Stated exercise:
Every entry below should be printed exactly, without its images.

☆ ☆ ☆ ☆ ☆

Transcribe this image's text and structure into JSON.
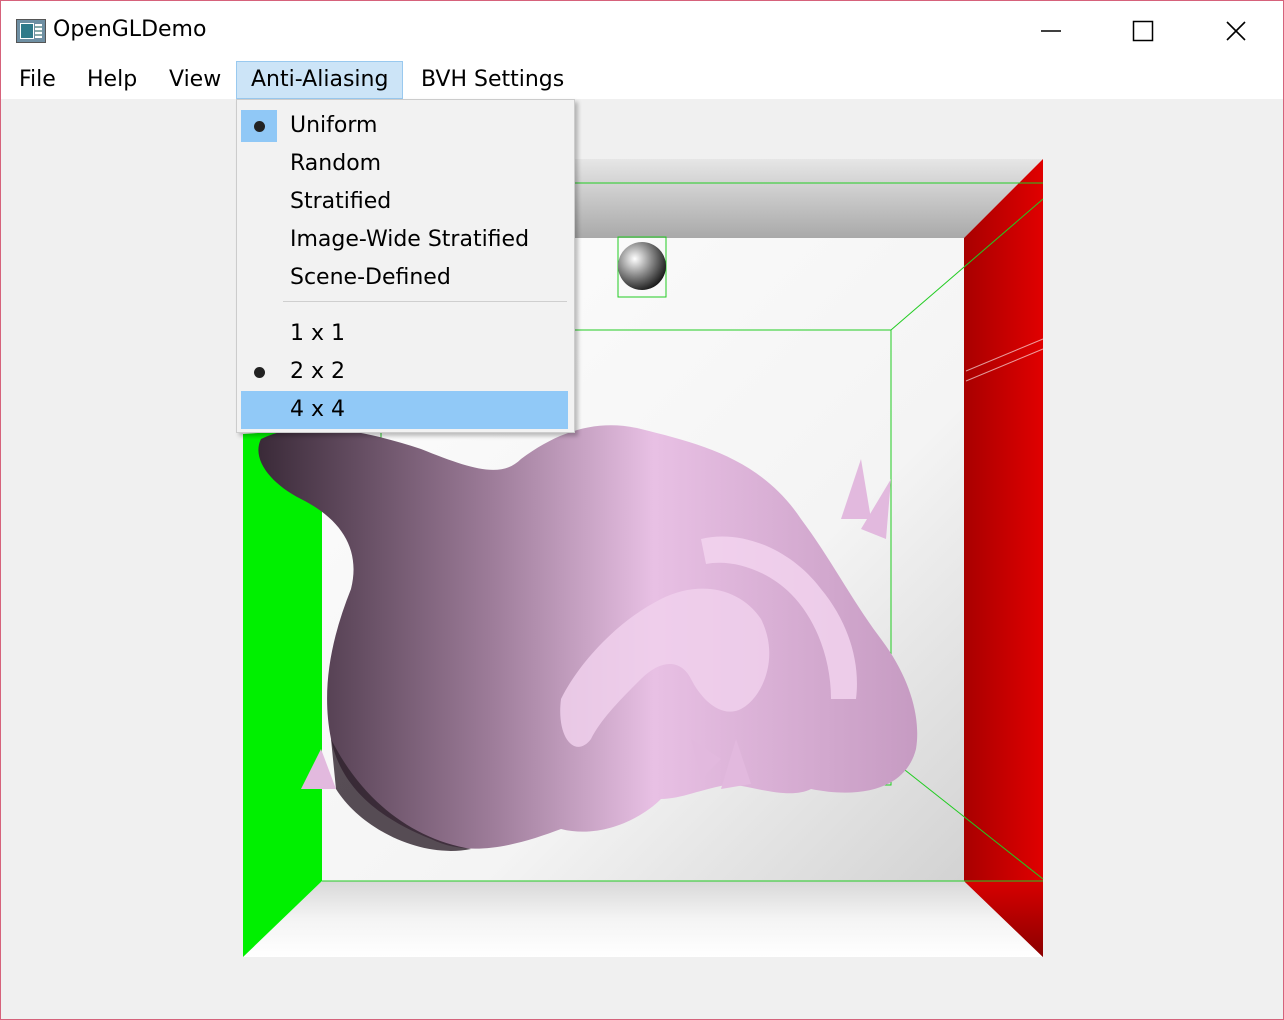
{
  "window": {
    "title": "OpenGLDemo",
    "controls": {
      "minimize": "minimize-icon",
      "maximize": "maximize-icon",
      "close": "close-icon"
    }
  },
  "menubar": {
    "items": [
      {
        "label": "File"
      },
      {
        "label": "Help"
      },
      {
        "label": "View"
      },
      {
        "label": "Anti-Aliasing",
        "active": true
      },
      {
        "label": "BVH Settings"
      }
    ]
  },
  "anti_aliasing_menu": {
    "sampling_modes": [
      {
        "label": "Uniform",
        "checked": true
      },
      {
        "label": "Random",
        "checked": false
      },
      {
        "label": "Stratified",
        "checked": false
      },
      {
        "label": "Image-Wide Stratified",
        "checked": false
      },
      {
        "label": "Scene-Defined",
        "checked": false
      }
    ],
    "grid_sizes": [
      {
        "label": "1 x 1",
        "checked": false
      },
      {
        "label": "2 x 2",
        "checked": true
      },
      {
        "label": "4 x 4",
        "checked": false,
        "hovered": true
      }
    ]
  },
  "scene": {
    "description_icon": "rendered-cornell-box-with-dragon",
    "colors": {
      "left_wall": "#00f000",
      "right_wall": "#d00000",
      "dragon": "#e9c2e5",
      "bvh_lines": "#22cc22",
      "highlight": "#91c9f7",
      "menu_active_bg": "#cce4f7",
      "window_border": "#d6627b"
    }
  }
}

☆ ☆ ☆ ☆ ☆

Result below:
Transcribe this image's text and structure into JSON.
{
  "window": {
    "title": "OpenGLDemo",
    "controls": {
      "minimize": "minimize-icon",
      "maximize": "maximize-icon",
      "close": "close-icon"
    }
  },
  "menubar": {
    "items": [
      {
        "label": "File"
      },
      {
        "label": "Help"
      },
      {
        "label": "View"
      },
      {
        "label": "Anti-Aliasing",
        "active": true
      },
      {
        "label": "BVH Settings"
      }
    ]
  },
  "anti_aliasing_menu": {
    "sampling_modes": [
      {
        "label": "Uniform",
        "checked": true
      },
      {
        "label": "Random",
        "checked": false
      },
      {
        "label": "Stratified",
        "checked": false
      },
      {
        "label": "Image-Wide Stratified",
        "checked": false
      },
      {
        "label": "Scene-Defined",
        "checked": false
      }
    ],
    "grid_sizes": [
      {
        "label": "1 x 1",
        "checked": false
      },
      {
        "label": "2 x 2",
        "checked": true
      },
      {
        "label": "4 x 4",
        "checked": false,
        "hovered": true
      }
    ]
  },
  "scene": {
    "description_icon": "rendered-cornell-box-with-dragon",
    "colors": {
      "left_wall": "#00f000",
      "right_wall": "#d00000",
      "dragon": "#e9c2e5",
      "bvh_lines": "#22cc22",
      "highlight": "#91c9f7",
      "menu_active_bg": "#cce4f7",
      "window_border": "#d6627b"
    }
  }
}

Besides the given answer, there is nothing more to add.